◆ What you need to do
Retype all of the data. Every line must match exactly.

-------- Data section --------

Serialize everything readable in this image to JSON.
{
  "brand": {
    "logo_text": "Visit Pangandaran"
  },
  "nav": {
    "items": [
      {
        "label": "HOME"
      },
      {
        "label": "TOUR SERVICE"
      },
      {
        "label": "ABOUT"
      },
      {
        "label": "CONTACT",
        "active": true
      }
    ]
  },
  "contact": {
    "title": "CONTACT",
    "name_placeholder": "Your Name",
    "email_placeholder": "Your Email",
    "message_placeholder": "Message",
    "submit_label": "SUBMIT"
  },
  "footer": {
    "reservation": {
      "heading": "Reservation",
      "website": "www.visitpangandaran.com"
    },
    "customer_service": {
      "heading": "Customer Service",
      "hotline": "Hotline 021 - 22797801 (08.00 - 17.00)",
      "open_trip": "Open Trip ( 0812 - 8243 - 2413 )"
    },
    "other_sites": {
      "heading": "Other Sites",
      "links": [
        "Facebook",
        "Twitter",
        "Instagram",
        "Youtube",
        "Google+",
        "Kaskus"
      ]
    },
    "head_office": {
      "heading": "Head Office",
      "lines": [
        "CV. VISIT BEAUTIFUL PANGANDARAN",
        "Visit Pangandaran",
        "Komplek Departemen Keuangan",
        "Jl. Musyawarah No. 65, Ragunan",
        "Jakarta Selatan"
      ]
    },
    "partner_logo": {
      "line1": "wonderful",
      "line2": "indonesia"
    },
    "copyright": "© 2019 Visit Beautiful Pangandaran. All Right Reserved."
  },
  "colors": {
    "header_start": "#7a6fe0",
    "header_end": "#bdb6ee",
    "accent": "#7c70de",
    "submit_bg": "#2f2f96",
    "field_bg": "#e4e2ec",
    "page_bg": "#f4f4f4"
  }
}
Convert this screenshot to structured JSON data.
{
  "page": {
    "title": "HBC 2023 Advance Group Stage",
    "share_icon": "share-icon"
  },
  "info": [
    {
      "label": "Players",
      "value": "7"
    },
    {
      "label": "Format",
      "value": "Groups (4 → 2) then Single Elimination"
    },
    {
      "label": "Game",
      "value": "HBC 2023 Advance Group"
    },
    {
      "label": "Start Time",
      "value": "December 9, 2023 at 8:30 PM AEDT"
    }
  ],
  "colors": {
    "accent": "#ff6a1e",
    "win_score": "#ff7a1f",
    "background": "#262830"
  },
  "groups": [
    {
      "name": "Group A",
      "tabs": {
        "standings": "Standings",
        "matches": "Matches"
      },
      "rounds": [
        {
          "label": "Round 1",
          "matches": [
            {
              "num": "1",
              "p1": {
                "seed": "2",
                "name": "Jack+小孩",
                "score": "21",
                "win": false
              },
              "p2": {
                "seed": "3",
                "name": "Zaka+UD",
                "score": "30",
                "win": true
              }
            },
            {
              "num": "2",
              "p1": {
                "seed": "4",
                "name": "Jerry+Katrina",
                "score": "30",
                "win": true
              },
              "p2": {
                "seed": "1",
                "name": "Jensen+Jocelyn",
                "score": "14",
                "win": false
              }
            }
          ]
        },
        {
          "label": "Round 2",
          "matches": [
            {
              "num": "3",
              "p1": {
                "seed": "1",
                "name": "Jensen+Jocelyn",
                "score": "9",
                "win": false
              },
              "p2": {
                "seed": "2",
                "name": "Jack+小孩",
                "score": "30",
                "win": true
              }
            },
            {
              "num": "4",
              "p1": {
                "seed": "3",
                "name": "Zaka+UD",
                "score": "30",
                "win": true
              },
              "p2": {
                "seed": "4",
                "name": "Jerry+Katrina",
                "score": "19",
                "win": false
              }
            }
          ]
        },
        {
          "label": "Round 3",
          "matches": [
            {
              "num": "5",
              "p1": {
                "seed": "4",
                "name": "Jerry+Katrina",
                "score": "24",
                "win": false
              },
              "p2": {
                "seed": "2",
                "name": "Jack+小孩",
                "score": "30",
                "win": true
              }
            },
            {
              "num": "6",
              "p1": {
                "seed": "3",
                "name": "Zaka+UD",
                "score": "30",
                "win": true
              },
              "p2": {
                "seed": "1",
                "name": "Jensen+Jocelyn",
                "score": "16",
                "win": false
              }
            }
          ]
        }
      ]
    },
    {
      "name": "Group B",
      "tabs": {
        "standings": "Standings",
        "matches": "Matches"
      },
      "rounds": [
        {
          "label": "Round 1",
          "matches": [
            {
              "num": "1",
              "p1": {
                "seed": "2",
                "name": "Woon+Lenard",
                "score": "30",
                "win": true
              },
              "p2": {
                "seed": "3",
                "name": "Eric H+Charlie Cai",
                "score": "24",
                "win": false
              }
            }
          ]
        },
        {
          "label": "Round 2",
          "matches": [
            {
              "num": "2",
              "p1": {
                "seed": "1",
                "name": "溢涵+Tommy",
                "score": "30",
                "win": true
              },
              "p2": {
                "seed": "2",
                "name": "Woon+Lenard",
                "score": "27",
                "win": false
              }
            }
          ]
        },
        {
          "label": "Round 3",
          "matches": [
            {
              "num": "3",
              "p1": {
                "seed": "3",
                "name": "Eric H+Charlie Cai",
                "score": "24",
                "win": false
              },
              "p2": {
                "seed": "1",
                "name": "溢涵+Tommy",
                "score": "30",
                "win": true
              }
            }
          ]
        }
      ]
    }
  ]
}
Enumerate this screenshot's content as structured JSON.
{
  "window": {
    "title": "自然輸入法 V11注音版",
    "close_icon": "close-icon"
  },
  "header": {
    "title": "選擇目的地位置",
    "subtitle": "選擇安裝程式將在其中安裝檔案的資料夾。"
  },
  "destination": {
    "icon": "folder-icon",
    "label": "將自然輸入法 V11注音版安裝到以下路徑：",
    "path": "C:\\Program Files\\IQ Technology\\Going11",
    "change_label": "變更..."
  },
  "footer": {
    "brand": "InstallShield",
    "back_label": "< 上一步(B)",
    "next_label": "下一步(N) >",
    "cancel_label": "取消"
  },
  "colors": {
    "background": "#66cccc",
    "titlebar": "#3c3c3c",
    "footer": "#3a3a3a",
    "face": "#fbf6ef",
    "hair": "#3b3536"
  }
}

--------

◆ Answer to this exercise
Serialize everything readable in this image to JSON.
{
  "brand": {
    "logo_text": "Visit Pangandaran"
  },
  "nav": {
    "items": [
      {
        "label": "HOME"
      },
      {
        "label": "TOUR SERVICE"
      },
      {
        "label": "ABOUT"
      },
      {
        "label": "CONTACT",
        "active": true
      }
    ]
  },
  "contact": {
    "title": "CONTACT",
    "name_placeholder": "Your Name",
    "email_placeholder": "Your Email",
    "message_placeholder": "Message",
    "submit_label": "SUBMIT"
  },
  "footer": {
    "reservation": {
      "heading": "Reservation",
      "website": "www.visitpangandaran.com"
    },
    "customer_service": {
      "heading": "Customer Service",
      "hotline": "Hotline 021 - 22797801 (08.00 - 17.00)",
      "open_trip": "Open Trip ( 0812 - 8243 - 2413 )"
    },
    "other_sites": {
      "heading": "Other Sites",
      "links": [
        "Facebook",
        "Twitter",
        "Instagram",
        "Youtube",
        "Google+",
        "Kaskus"
      ]
    },
    "head_office": {
      "heading": "Head Office",
      "lines": [
        "CV. VISIT BEAUTIFUL PANGANDARAN",
        "Visit Pangandaran",
        "Komplek Departemen Keuangan",
        "Jl. Musyawarah No. 65, Ragunan",
        "Jakarta Selatan"
      ]
    },
    "partner_logo": {
      "line1": "wonderful",
      "line2": "indonesia"
    },
    "copyright": "© 2019 Visit Beautiful Pangandaran. All Right Reserved."
  },
  "colors": {
    "header_start": "#7a6fe0",
    "header_end": "#bdb6ee",
    "accent": "#7c70de",
    "submit_bg": "#2f2f96",
    "field_bg": "#e4e2ec",
    "page_bg": "#f4f4f4"
  }
}
Convert this screenshot to structured JSON data.
{
  "page": {
    "title": "HBC 2023 Advance Group Stage",
    "share_icon": "share-icon"
  },
  "info": [
    {
      "label": "Players",
      "value": "7"
    },
    {
      "label": "Format",
      "value": "Groups (4 → 2) then Single Elimination"
    },
    {
      "label": "Game",
      "value": "HBC 2023 Advance Group"
    },
    {
      "label": "Start Time",
      "value": "December 9, 2023 at 8:30 PM AEDT"
    }
  ],
  "colors": {
    "accent": "#ff6a1e",
    "win_score": "#ff7a1f",
    "background": "#262830"
  },
  "groups": [
    {
      "name": "Group A",
      "tabs": {
        "standings": "Standings",
        "matches": "Matches"
      },
      "rounds": [
        {
          "label": "Round 1",
          "matches": [
            {
              "num": "1",
              "p1": {
                "seed": "2",
                "name": "Jack+小孩",
                "score": "21",
                "win": false
              },
              "p2": {
                "seed": "3",
                "name": "Zaka+UD",
                "score": "30",
                "win": true
              }
            },
            {
              "num": "2",
              "p1": {
                "seed": "4",
                "name": "Jerry+Katrina",
                "score": "30",
                "win": true
              },
              "p2": {
                "seed": "1",
                "name": "Jensen+Jocelyn",
                "score": "14",
                "win": false
              }
            }
          ]
        },
        {
          "label": "Round 2",
          "matches": [
            {
              "num": "3",
              "p1": {
                "seed": "1",
                "name": "Jensen+Jocelyn",
                "score": "9",
                "win": false
              },
              "p2": {
                "seed": "2",
                "name": "Jack+小孩",
                "score": "30",
                "win": true
              }
            },
            {
              "num": "4",
              "p1": {
                "seed": "3",
                "name": "Zaka+UD",
                "score": "30",
                "win": true
              },
              "p2": {
                "seed": "4",
                "name": "Jerry+Katrina",
                "score": "19",
                "win": false
              }
            }
          ]
        },
        {
          "label": "Round 3",
          "matches": [
            {
              "num": "5",
              "p1": {
                "seed": "4",
                "name": "Jerry+Katrina",
                "score": "24",
                "win": false
              },
              "p2": {
                "seed": "2",
                "name": "Jack+小孩",
                "score": "30",
                "win": true
              }
            },
            {
              "num": "6",
              "p1": {
                "seed": "3",
                "name": "Zaka+UD",
                "score": "30",
                "win": true
              },
              "p2": {
                "seed": "1",
                "name": "Jensen+Jocelyn",
                "score": "16",
                "win": false
              }
            }
          ]
        }
      ]
    },
    {
      "name": "Group B",
      "tabs": {
        "standings": "Standings",
        "matches": "Matches"
      },
      "rounds": [
        {
          "label": "Round 1",
          "matches": [
            {
              "num": "1",
              "p1": {
                "seed": "2",
                "name": "Woon+Lenard",
                "score": "30",
                "win": true
              },
              "p2": {
                "seed": "3",
                "name": "Eric H+Charlie Cai",
                "score": "24",
                "win": false
              }
            }
          ]
        },
        {
          "label": "Round 2",
          "matches": [
            {
              "num": "2",
              "p1": {
                "seed": "1",
                "name": "溢涵+Tommy",
                "score": "30",
                "win": true
              },
              "p2": {
                "seed": "2",
                "name": "Woon+Lenard",
                "score": "27",
                "win": false
              }
            }
          ]
        },
        {
          "label": "Round 3",
          "matches": [
            {
              "num": "3",
              "p1": {
                "seed": "3",
                "name": "Eric H+Charlie Cai",
                "score": "24",
                "win": false
              },
              "p2": {
                "seed": "1",
                "name": "溢涵+Tommy",
                "score": "30",
                "win": true
              }
            }
          ]
        }
      ]
    }
  ]
}
Enumerate this screenshot's content as structured JSON.
{
  "window": {
    "title": "自然輸入法 V11注音版",
    "close_icon": "close-icon"
  },
  "header": {
    "title": "選擇目的地位置",
    "subtitle": "選擇安裝程式將在其中安裝檔案的資料夾。"
  },
  "destination": {
    "icon": "folder-icon",
    "label": "將自然輸入法 V11注音版安裝到以下路徑：",
    "path": "C:\\Program Files\\IQ Technology\\Going11",
    "change_label": "變更..."
  },
  "footer": {
    "brand": "InstallShield",
    "back_label": "< 上一步(B)",
    "next_label": "下一步(N) >",
    "cancel_label": "取消"
  },
  "colors": {
    "background": "#66cccc",
    "titlebar": "#3c3c3c",
    "footer": "#3a3a3a",
    "face": "#fbf6ef",
    "hair": "#3b3536"
  }
}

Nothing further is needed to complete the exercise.